§ Records for this task:

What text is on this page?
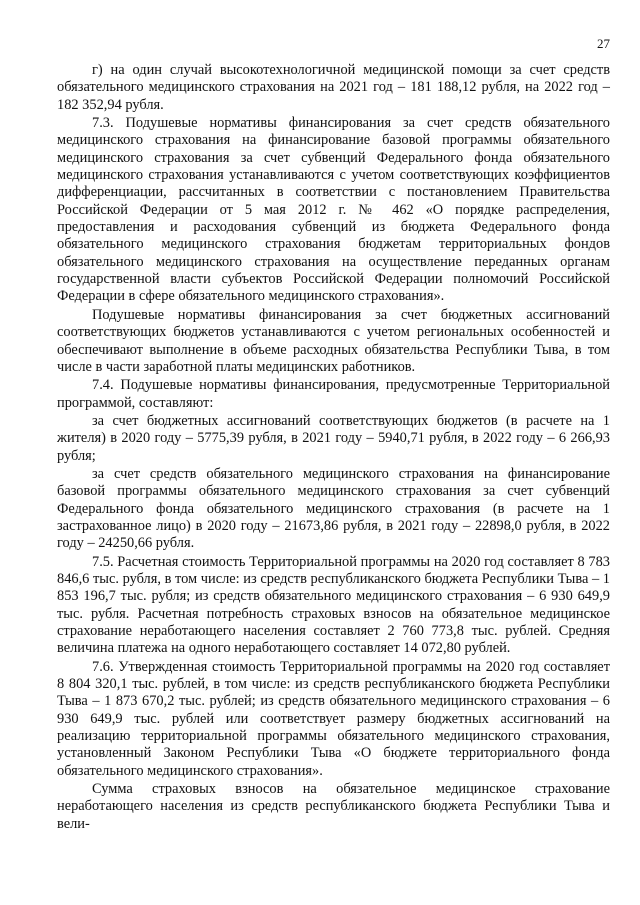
27

г) на один случай высокотехнологичной медицинской помощи за счет средств обязательного медицинского страхования на 2021 год – 181 188,12 рубля, на 2022 год – 182 352,94 рубля.

7.3. Подушевые нормативы финансирования за счет средств обязательного медицинского страхования на финансирование базовой программы обязательного медицинского страхования за счет субвенций Федерального фонда обязательного медицинского страхования устанавливаются с учетом соответствующих коэффициентов дифференциации, рассчитанных в соответствии с постановлением Правительства Российской Федерации от 5 мая 2012 г. № 462 «О порядке распределения, предоставления и расходования субвенций из бюджета Федерального фонда обязательного медицинского страхования бюджетам территориальных фондов обязательного медицинского страхования на осуществление переданных органам государственной власти субъектов Российской Федерации полномочий Российской Федерации в сфере обязательного медицинского страхования».

Подушевые нормативы финансирования за счет бюджетных ассигнований соответствующих бюджетов устанавливаются с учетом региональных особенностей и обеспечивают выполнение в объеме расходных обязательства Республики Тыва, в том числе в части заработной платы медицинских работников.

7.4. Подушевые нормативы финансирования, предусмотренные Территориальной программой, составляют:

за счет бюджетных ассигнований соответствующих бюджетов (в расчете на 1 жителя) в 2020 году – 5775,39 рубля, в 2021 году – 5940,71 рубля, в 2022 году – 6 266,93 рубля;

за счет средств обязательного медицинского страхования на финансирование базовой программы обязательного медицинского страхования за счет субвенций Федерального фонда обязательного медицинского страхования (в расчете на 1 застрахованное лицо) в 2020 году – 21673,86 рубля, в 2021 году – 22898,0 рубля, в 2022 году – 24250,66 рубля.

7.5. Расчетная стоимость Территориальной программы на 2020 год составляет 8 783 846,6 тыс. рубля, в том числе: из средств республиканского бюджета Республики Тыва – 1 853 196,7 тыс. рубля; из средств обязательного медицинского страхования – 6 930 649,9 тыс. рубля. Расчетная потребность страховых взносов на обязательное медицинское страхование неработающего населения составляет 2 760 773,8 тыс. рублей. Средняя величина платежа на одного неработающего составляет 14 072,80 рублей.

7.6. Утвержденная стоимость Территориальной программы на 2020 год составляет 8 804 320,1 тыс. рублей, в том числе: из средств республиканского бюджета Республики Тыва – 1 873 670,2 тыс. рублей; из средств обязательного медицинского страхования – 6 930 649,9 тыс. рублей или соответствует размеру бюджетных ассигнований на реализацию территориальной программы обязательного медицинского страхования, установленный Законом Республики Тыва «О бюджете территориального фонда обязательного медицинского страхования».

Сумма страховых взносов на обязательное медицинское страхование неработающего населения из средств республиканского бюджета Республики Тыва и вели-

§ Your goal: Using the records above, select and copy every line that has the word "расчете".

§ Complete output:
за счет бюджетных ассигнований соответствующих бюджетов (в расчете на 1 жителя) в 2020 году – 5775,39 рубля, в 2021 году – 5940,71 рубля, в 2022 году – 6 266,93 рубля;
за счет средств обязательного медицинского страхования на финансирование базовой программы обязательного медицинского страхования за счет субвенций Федерального фонда обязательного медицинского страхования (в расчете на 1 застрахованное лицо) в 2020 году – 21673,86 рубля, в 2021 году – 22898,0 рубля, в 2022 году – 24250,66 рубля.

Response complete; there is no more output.